*TAREAS PENDIENTES*.
- 1) ¿Hacia qué año escribió Víctor Sklovski «El arte como artificio», según el texto sobre la teoría del arte?
- 2) Convierte en una lista breve el párrafo del texto sobre la teoría del arte que empieza con «De ahí se deriva», conservando sus datos principales.
- 3) Prosigue el texto sobre la teoría del arte a partir de su última oración.

═══ PÁGINA

La filosofía positivista del siglo XIX, por un lado, y la estética hegeliana, por el otro, afirmaron en nuestro conocimiento una concepción del arte como reflejo de la realidad. Simultáneamente, las variadas concepciones neorrománticas (simbolistas y decadentes) propagaron la visión del arte como algo opuesto a la vida. Esta oposición se encarnó en la antítesis entre la libertad de la creación y la servidumbre de la realidad. Ambas concepciones no pueden ser denominadas ni verdaderas ni falsas. Ambas aíslan y conducen hasta lo imposible en la vida del maximalismo a esas tendencias que están indisolublemente unidas en el arte real. En principio el arte crea un nuevo nivel de realidad, que se diferencia de la realidad misma por una intensa ampliación de la libertad. La libertad se introduce en aquellas esferas que en la realidad carecen de ella. Lo que está sin alternativa consigue una alternativa.

De ahí se deriva un crecimiento de las valoraciones éticas en el arte. Precisamente gracias a su mayor libertad, el arte se encontraría fuera de la moral. El arte hace posible no sólo lo prohibido, sino también lo imposible. Por eso, respecto a la realidad, el arte se presenta como un espacio de libertad. Pero esa misma sensación de libertad comprende al observador que dirige su mirada al arte desde la realidad. Por eso, el espacio del arte siempre incluye un sentimiento de extrañamiento. Y esto introduce inevitablemente un mecanismo de valoración ética. Esta misma resolución, con la que la estética niega la inevitabilidad de una lectura ética del arte, esa misma energía que se consume en demostraciones semejantes, es el mejor apoyo a su intangibilidad. Lo ético y lo estético son opuestos e indivisibles como los dos polos del arte.

Como se ve, las ideas en las que insiste la última publicación de Lotman son cercanas a las elaboradas incluso por el más joven Víctor Sklovski, aquel que hacia 1917 escribió el famoso artículo “El arte como artificio”, casi una declaración de principios de la escuela formalista, donde la autonomía estética, la libertad creativa, el extrañamiento con que se recogen en la mirada los objetos y asuntos del mundo y la definición ética se complementan. Claro no es éste el único componente y su relación, disputa e integración con otras dimensiones conceptuales es lo que caracteriza a la teoría lotmaniana considerada en su totalidad.

══════
═══ DATOS PROPORCIONADOS

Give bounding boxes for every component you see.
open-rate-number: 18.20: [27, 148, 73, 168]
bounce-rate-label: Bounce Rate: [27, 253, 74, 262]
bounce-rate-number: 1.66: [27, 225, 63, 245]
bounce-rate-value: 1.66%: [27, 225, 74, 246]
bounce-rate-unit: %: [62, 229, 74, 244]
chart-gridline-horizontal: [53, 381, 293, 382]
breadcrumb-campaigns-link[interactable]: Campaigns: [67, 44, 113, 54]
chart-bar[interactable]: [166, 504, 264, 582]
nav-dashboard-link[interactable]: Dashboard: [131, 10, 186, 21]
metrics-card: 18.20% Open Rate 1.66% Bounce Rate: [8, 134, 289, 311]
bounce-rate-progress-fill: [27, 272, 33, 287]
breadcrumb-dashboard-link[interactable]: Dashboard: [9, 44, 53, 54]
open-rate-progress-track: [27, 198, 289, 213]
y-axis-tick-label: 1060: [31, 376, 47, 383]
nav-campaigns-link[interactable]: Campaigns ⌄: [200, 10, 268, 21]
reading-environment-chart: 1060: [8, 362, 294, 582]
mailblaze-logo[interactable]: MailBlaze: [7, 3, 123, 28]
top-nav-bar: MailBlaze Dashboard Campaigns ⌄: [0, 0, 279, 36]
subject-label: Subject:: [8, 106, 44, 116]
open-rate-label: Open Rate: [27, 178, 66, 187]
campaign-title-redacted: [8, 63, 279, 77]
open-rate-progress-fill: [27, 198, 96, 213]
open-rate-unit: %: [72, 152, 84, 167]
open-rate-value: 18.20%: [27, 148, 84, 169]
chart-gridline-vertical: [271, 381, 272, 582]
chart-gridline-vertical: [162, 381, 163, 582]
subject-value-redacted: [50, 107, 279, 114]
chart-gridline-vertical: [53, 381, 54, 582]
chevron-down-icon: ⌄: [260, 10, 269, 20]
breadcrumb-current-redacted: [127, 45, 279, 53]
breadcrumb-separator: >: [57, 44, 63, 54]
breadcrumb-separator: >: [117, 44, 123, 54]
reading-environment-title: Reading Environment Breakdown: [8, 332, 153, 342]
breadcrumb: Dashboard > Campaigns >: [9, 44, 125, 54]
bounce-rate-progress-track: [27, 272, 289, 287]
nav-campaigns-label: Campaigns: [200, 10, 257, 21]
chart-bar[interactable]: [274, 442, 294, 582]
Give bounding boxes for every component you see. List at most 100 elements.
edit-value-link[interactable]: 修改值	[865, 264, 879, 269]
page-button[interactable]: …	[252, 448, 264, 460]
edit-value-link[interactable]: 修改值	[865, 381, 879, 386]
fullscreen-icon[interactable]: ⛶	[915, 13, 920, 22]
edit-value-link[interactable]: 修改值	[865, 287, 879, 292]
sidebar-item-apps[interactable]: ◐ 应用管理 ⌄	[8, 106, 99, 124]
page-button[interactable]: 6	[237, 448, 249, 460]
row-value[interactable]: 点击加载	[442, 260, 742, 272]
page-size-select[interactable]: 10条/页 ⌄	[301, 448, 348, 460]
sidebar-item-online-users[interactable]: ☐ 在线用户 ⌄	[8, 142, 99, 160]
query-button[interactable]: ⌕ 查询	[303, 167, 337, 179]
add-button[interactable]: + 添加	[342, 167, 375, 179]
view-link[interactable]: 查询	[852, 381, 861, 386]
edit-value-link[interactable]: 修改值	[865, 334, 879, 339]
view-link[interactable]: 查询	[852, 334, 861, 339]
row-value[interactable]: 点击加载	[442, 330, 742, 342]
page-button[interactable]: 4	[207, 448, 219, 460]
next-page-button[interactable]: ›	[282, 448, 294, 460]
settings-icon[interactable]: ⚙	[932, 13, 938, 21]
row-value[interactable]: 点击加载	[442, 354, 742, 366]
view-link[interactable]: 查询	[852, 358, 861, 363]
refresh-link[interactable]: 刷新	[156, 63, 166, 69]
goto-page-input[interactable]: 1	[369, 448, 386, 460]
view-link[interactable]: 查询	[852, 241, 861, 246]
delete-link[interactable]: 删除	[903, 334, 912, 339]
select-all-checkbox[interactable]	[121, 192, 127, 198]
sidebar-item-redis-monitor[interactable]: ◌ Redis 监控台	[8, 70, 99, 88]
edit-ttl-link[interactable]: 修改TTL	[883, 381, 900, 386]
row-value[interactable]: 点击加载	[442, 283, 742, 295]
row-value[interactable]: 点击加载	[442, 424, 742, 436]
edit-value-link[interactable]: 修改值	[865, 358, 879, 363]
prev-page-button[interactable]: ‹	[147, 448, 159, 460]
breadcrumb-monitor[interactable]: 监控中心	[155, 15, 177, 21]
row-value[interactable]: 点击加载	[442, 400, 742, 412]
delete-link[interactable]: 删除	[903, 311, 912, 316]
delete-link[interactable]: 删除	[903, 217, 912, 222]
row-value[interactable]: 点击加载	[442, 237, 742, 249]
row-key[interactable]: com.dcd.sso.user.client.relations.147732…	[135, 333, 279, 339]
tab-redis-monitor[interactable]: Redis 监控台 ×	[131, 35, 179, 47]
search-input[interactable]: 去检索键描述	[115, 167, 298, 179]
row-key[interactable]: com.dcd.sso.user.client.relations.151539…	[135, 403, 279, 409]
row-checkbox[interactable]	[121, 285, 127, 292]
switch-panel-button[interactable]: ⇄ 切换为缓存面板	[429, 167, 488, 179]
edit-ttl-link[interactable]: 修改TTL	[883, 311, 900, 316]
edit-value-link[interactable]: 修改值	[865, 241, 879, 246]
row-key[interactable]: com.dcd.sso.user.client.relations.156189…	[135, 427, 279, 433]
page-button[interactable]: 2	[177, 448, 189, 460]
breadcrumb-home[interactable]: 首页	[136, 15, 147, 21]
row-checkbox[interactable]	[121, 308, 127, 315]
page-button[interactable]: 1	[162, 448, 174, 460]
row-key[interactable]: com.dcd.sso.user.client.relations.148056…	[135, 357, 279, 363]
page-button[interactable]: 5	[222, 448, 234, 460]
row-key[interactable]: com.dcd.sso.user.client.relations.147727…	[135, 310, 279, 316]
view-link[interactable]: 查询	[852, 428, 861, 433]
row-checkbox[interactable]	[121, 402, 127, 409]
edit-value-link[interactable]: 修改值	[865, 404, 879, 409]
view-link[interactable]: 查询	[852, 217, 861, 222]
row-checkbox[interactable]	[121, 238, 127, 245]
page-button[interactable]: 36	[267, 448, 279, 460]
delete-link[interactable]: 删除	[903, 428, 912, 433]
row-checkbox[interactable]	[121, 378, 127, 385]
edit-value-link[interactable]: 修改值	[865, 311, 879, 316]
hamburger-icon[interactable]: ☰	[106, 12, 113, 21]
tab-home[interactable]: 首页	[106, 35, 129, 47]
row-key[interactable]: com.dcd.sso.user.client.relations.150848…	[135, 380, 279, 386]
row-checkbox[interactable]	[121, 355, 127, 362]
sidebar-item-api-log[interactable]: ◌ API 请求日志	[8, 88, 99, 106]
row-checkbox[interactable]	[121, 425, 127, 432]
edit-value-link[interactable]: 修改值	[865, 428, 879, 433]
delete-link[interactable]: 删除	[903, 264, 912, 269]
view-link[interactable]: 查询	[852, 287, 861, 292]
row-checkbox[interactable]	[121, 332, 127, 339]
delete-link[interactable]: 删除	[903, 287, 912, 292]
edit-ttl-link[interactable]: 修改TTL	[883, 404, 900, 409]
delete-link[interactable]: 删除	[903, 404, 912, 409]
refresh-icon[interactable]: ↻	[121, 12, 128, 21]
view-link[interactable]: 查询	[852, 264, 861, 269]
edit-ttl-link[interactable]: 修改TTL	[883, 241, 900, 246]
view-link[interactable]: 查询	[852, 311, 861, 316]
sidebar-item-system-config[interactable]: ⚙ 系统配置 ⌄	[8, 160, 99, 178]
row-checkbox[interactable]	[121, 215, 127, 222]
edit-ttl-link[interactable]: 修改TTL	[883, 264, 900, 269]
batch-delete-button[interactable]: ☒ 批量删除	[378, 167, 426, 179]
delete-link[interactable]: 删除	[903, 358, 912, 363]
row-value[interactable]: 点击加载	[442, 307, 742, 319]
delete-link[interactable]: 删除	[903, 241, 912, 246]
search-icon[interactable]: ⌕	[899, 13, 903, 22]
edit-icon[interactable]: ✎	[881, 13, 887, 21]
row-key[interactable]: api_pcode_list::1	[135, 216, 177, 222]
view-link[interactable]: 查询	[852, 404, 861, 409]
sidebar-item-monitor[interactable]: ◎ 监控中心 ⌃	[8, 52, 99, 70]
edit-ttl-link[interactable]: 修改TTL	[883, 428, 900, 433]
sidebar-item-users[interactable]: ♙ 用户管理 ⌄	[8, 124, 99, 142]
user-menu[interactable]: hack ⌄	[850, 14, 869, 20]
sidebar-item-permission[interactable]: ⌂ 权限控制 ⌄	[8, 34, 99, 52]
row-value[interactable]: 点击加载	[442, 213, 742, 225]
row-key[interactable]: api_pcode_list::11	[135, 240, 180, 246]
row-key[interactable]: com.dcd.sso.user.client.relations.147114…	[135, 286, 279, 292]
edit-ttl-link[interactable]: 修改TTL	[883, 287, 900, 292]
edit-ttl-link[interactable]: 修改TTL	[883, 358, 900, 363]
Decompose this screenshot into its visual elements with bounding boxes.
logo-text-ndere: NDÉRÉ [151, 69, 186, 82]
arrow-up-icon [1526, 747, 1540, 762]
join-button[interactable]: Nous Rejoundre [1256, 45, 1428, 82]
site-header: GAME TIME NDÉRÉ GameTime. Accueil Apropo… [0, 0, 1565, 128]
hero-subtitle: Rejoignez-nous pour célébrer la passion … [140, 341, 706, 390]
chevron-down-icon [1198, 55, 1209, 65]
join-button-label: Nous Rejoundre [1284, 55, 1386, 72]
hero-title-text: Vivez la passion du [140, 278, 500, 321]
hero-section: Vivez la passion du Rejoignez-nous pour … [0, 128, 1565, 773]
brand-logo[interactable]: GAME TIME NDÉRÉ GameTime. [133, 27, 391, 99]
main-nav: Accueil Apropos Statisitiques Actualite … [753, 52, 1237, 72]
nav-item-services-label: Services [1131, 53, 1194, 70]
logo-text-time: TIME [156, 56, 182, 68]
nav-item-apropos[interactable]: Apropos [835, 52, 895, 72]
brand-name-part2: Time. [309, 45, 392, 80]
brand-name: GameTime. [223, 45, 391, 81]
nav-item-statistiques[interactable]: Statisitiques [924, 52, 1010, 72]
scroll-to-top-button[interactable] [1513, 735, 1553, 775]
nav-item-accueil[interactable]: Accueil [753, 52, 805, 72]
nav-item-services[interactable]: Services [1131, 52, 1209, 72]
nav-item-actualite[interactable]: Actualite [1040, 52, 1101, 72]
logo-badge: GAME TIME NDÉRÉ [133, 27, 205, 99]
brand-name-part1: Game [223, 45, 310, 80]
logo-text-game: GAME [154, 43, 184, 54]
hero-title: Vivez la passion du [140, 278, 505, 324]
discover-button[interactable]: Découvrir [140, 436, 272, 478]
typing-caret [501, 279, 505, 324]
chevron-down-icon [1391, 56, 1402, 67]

══════

*RESULTADOS*.
- 1) Hacia 1917.

- 2)
- La mayor libertad del arte hace crecer en él las valoraciones éticas.
- Gracias a esa libertad, el arte se encontraría fuera de la moral, pues hace posible lo prohibido y también lo imposible.
- Respecto a la realidad, el arte se presenta como un espacio de libertad, y esa sensación alcanza también al observador que lo mira desde la realidad.
- Por eso el espacio del arte incluye siempre un sentimiento de extrañamiento, que introduce un mecanismo de valoración ética.
- La energía con que la estética niega la inevitabilidad de una lectura ética del arte es el mejor apoyo a su intangibilidad.
- Lo ético y lo estético son opuestos e indivisibles, como los dos polos del arte.

- 3)
Después de la interrupción de la guerra Lotman se graduó con las mejores calificaciones pero, según cuentan algunos historiadores, su origen judío y los particulares criterios de selección impuestos por la “ortodoxia” que se había apoderado de las universidades le impidieron cursar el doctorado en la misma institución en la que se había recibido, razón que lo empujó finalmente a alejarse de ella.

Entre 1950 y 1954, inmediatamente después de su llegada a Estonia, Lotman comenzó a trabajar en el Departamento de Lengua y Literatura Rusas de la Universidad de Tartu, del cual finalmente se convertiría en director. Allí dio vida a la que se conocería como la Escuela de Tartu, de la que fomaron parte importantes investigadores como Boris Uspensky, Vladimir Toporov, Mijaíl Gasparov, Alexander Piatigorsky, Vyascheslav Vsevolodovich, Isaac Revzin e Igor Grigorievitch Savostin, entre los más importantes. Este trabajo conjunto dio vida a una original semiótica de la cultura, la cual encontró como principal caja de resonancia la revista Estudios sobre los Sistemas de Signos, que comenzó a ser publicada por la imprenta de la Universidad de Tartu en 1964 y por lo tanto tiene el mérito de ser la publicación estable y regular sobre semiótica más vieja del planeta.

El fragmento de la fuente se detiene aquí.